[Dataset records]

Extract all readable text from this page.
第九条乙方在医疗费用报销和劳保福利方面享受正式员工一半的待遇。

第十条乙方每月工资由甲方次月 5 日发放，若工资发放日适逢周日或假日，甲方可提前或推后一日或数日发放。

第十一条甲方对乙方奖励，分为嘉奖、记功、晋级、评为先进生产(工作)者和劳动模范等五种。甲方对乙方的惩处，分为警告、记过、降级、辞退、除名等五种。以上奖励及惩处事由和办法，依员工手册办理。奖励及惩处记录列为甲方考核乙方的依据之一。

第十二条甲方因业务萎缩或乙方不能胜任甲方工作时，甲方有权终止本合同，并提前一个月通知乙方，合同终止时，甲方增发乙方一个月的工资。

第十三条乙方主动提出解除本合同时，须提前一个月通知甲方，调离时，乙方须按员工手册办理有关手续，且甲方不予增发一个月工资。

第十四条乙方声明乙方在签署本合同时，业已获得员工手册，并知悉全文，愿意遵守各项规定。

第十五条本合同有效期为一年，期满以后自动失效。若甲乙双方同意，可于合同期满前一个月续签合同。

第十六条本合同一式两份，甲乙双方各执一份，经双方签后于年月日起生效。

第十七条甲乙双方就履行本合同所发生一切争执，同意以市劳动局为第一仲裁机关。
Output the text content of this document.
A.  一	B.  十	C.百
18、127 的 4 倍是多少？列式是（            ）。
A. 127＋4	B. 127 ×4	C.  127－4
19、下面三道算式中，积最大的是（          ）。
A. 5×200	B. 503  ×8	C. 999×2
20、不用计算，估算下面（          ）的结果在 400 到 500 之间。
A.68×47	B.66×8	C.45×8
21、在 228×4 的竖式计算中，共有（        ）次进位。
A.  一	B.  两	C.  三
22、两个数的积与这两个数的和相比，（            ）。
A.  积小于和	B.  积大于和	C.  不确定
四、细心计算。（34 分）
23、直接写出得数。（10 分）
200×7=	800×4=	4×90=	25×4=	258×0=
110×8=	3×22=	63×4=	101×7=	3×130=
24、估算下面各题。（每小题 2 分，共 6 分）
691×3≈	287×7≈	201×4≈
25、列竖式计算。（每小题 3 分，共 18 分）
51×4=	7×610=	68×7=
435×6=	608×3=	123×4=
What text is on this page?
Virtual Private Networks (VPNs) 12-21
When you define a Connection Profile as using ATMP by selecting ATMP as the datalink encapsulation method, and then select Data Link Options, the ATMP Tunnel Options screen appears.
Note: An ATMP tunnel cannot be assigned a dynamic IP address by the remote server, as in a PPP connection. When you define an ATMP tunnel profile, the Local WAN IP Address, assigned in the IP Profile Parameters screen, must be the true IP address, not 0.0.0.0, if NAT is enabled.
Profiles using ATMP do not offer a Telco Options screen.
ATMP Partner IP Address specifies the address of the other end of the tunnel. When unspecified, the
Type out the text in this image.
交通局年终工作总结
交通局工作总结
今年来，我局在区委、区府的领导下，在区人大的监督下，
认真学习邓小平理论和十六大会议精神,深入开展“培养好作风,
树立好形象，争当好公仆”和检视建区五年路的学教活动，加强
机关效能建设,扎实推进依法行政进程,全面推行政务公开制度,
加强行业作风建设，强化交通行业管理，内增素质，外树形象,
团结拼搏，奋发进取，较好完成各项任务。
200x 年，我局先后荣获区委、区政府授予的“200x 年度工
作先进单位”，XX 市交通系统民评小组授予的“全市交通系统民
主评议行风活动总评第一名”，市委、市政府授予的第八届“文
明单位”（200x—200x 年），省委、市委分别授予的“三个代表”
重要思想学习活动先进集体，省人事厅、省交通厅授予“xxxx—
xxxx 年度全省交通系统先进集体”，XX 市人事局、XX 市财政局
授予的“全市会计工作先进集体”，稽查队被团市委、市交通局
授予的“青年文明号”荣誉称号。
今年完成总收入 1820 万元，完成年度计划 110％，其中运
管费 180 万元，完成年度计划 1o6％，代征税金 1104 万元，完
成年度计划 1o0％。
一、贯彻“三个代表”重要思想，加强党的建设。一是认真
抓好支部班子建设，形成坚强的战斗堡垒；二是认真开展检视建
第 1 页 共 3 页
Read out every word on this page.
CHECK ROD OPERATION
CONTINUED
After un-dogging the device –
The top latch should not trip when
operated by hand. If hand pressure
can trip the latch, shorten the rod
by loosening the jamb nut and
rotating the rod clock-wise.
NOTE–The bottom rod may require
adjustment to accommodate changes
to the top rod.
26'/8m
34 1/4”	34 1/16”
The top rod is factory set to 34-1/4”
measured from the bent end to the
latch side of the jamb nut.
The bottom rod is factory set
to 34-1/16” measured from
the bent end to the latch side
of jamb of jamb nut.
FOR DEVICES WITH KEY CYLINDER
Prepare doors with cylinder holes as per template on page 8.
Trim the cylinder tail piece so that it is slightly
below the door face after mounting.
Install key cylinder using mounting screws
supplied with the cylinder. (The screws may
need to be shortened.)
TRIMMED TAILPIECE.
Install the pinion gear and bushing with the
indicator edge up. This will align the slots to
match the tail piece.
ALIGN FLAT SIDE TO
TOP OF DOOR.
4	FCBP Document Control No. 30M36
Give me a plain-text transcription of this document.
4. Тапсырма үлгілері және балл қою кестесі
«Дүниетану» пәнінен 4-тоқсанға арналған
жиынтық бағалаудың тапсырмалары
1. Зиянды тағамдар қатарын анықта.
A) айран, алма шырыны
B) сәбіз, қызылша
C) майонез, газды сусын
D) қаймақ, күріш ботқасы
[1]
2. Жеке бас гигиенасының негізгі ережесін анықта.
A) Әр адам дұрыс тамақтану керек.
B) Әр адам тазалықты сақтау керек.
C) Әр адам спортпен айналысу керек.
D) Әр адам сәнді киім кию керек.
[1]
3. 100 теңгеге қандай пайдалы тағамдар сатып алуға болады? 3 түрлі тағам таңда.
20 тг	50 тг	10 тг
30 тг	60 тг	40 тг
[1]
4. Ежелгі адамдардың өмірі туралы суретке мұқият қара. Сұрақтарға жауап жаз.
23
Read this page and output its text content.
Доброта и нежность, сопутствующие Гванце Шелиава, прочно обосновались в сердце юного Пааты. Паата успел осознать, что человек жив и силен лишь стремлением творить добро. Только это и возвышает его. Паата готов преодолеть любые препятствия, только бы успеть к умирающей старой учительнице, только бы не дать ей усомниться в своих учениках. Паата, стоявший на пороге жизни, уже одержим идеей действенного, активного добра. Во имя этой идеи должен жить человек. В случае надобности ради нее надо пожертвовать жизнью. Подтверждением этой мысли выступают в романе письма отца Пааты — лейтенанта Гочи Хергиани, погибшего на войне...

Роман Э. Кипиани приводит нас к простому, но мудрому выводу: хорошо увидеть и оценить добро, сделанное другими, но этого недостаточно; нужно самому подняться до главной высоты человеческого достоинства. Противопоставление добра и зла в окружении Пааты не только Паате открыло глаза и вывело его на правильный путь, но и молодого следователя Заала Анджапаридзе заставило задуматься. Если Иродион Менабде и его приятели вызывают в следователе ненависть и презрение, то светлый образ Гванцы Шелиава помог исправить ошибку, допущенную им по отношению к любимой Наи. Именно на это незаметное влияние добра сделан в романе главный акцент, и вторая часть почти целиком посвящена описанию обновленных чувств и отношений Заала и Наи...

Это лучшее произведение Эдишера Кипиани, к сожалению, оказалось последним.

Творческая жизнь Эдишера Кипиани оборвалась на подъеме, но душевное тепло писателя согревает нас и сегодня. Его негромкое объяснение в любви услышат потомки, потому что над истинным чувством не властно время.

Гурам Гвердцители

DIRECTIONS FOR THIS TASK: Spot every line that holds "content" and copy it.

SOLUTION TO THIS EXERCISE:
Output the text content of this document.
Read this page and output its text content.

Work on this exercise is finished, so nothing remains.